> _EXERCISE PROMPT_
Your answer is a single number: how many lines hold the word "aqua"?

> _PROVIDED DATA_
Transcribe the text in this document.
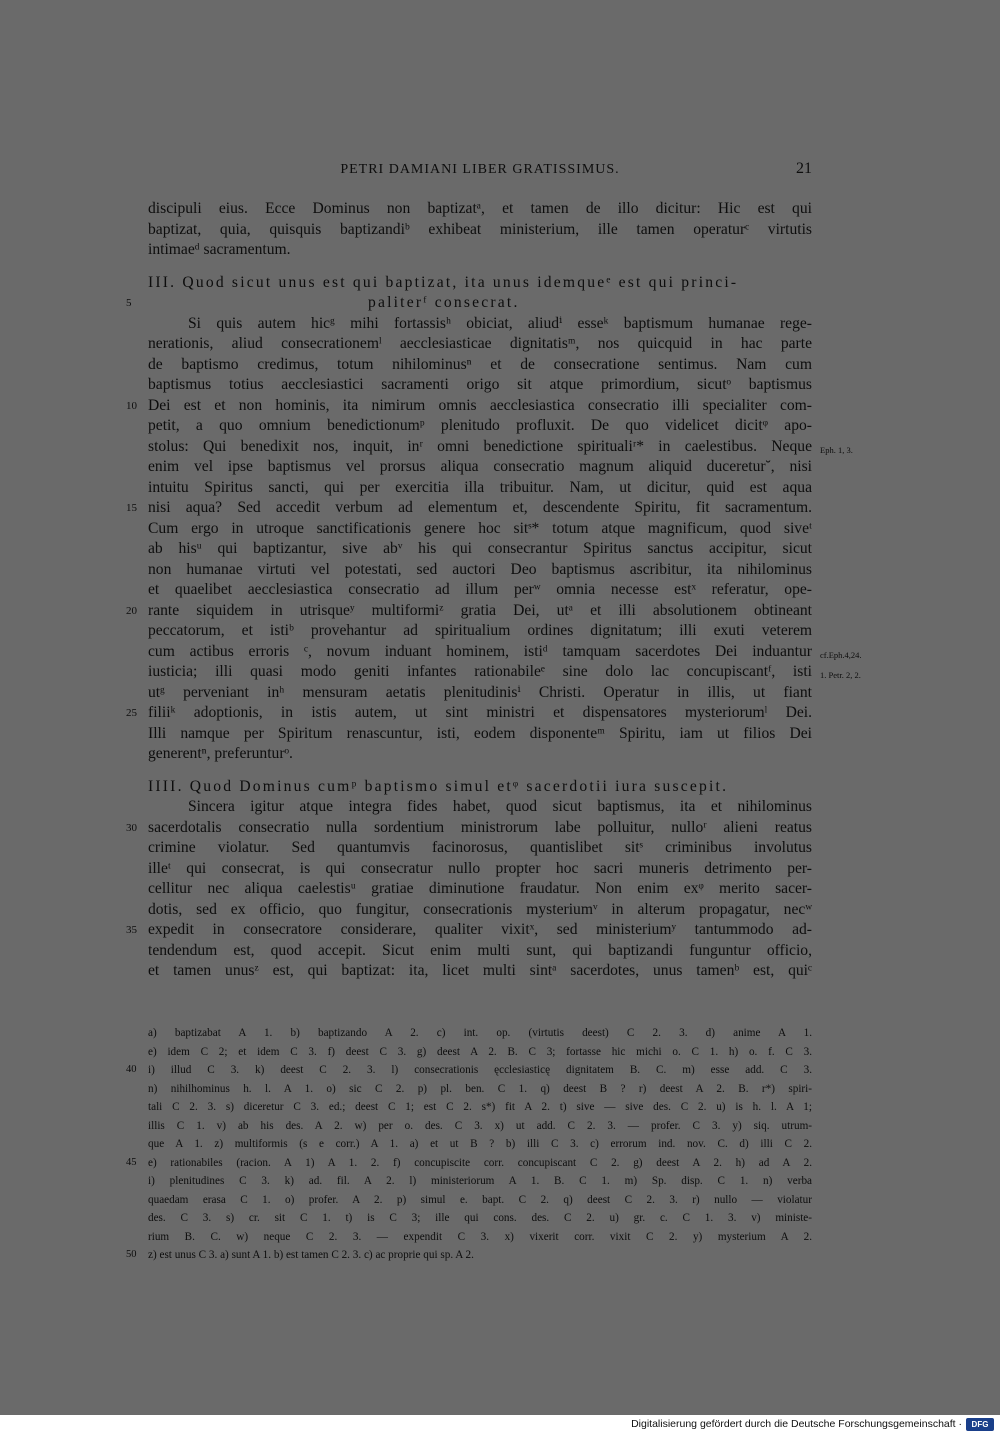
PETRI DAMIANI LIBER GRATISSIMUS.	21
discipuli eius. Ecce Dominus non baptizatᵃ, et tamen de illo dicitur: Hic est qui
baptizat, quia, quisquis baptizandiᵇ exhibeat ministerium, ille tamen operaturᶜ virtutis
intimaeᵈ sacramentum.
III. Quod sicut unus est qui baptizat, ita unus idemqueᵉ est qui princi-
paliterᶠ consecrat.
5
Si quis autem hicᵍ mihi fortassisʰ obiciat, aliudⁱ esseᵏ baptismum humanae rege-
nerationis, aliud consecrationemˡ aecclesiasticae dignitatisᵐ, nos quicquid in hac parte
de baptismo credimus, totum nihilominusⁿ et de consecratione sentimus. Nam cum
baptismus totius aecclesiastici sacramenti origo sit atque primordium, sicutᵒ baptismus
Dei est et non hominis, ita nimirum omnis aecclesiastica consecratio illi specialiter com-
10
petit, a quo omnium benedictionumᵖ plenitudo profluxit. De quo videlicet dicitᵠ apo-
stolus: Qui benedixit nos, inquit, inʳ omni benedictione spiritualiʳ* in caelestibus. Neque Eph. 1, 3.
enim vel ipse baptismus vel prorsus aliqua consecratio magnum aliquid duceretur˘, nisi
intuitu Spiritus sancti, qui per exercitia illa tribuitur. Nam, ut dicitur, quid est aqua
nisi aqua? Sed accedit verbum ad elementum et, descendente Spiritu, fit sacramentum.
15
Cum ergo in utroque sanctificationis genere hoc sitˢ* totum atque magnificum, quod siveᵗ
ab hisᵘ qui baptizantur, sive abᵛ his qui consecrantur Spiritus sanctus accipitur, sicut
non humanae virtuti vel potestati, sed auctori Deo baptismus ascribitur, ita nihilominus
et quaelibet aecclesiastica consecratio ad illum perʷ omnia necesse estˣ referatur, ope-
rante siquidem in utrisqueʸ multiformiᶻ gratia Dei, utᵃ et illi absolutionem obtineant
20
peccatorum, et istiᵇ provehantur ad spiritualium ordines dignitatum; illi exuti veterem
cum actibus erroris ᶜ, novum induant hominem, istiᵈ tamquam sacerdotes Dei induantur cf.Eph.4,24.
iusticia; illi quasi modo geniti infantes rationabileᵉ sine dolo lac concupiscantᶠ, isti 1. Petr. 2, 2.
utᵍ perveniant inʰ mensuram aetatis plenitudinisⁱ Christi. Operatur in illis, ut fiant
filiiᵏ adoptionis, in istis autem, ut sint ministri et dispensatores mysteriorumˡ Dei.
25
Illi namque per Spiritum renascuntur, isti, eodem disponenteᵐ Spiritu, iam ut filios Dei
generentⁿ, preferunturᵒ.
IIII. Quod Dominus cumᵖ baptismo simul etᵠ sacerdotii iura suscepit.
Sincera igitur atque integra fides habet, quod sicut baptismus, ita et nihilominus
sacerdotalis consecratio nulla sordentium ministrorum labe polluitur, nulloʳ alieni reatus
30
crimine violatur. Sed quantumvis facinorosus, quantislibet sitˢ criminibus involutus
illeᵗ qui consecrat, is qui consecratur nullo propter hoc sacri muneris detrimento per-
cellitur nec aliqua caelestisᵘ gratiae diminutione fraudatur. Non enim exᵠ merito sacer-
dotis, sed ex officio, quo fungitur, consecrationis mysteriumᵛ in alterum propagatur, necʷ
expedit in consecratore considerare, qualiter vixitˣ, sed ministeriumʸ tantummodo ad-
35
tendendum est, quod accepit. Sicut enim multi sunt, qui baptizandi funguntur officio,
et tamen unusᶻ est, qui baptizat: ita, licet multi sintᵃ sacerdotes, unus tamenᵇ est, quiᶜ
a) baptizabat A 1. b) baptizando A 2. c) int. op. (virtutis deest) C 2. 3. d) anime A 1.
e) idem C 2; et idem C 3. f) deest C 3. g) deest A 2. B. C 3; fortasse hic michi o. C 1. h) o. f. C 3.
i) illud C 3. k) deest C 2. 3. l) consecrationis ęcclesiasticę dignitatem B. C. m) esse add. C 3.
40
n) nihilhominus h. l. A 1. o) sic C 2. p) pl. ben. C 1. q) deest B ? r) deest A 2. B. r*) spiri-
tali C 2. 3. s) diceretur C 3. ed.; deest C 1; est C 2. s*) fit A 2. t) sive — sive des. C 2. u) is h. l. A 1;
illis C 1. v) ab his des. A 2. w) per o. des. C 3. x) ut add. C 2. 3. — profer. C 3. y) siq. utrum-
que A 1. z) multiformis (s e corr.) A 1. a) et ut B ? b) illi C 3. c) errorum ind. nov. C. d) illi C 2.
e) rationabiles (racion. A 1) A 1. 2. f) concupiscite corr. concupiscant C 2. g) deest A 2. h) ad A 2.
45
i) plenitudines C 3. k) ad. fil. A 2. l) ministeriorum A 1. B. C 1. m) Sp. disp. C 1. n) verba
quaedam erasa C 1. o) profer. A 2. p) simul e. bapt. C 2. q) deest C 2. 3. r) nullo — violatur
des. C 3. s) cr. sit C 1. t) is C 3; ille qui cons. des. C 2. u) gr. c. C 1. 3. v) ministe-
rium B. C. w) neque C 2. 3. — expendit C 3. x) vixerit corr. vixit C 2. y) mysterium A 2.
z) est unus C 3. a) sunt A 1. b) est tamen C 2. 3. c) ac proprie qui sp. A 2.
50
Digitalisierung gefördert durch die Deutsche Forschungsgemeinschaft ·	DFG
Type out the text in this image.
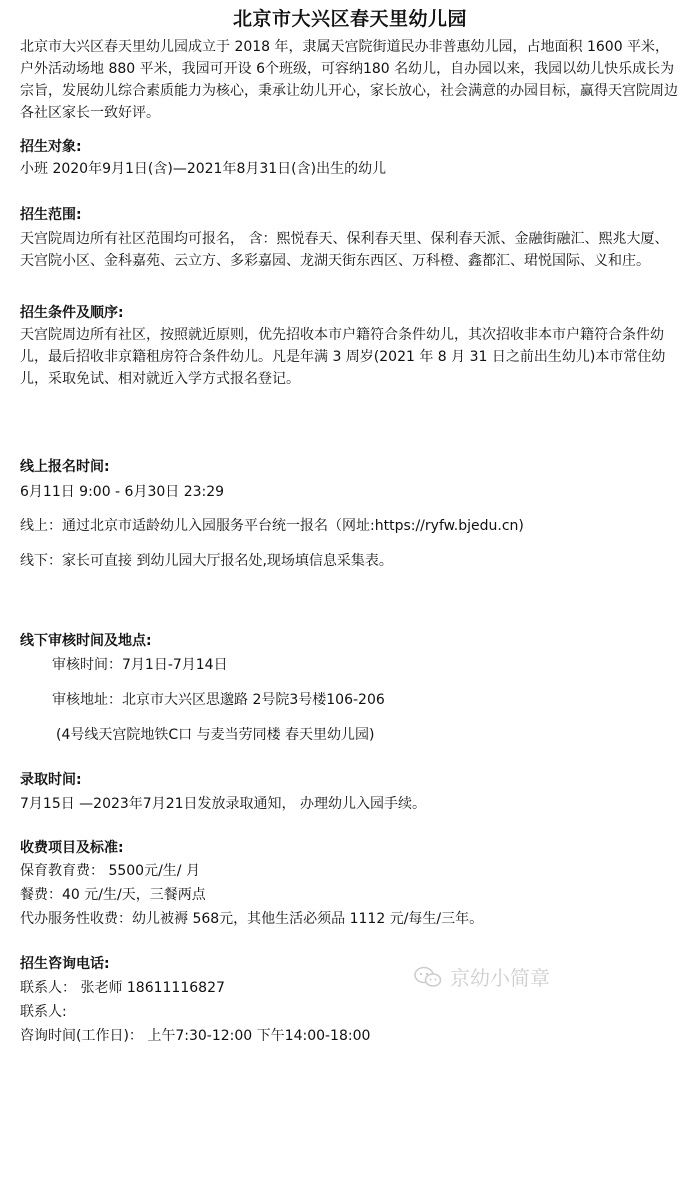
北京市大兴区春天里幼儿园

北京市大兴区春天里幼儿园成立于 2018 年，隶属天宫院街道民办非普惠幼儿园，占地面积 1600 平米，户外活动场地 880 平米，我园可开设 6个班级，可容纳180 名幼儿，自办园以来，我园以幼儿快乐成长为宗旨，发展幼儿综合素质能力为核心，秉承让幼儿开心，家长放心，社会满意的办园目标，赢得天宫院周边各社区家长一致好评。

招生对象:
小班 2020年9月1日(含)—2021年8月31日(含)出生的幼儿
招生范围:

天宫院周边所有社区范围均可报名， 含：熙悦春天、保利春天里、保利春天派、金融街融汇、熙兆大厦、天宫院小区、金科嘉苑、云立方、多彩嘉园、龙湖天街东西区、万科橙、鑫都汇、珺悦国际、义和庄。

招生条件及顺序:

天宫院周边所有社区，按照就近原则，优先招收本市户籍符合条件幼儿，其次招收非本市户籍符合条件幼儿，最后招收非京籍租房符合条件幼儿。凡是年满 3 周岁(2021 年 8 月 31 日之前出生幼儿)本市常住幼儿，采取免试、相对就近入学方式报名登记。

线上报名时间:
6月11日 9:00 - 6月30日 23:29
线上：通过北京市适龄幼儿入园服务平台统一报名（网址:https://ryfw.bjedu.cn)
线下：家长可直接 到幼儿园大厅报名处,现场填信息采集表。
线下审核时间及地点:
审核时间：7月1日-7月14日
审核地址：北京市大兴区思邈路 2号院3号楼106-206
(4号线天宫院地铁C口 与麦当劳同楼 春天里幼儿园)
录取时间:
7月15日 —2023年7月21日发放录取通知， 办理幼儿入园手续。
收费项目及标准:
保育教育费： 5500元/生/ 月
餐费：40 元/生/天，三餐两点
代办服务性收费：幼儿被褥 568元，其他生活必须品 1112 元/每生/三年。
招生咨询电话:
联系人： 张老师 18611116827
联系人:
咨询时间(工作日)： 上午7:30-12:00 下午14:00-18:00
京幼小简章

> _EXERCISE SOLUTION_
2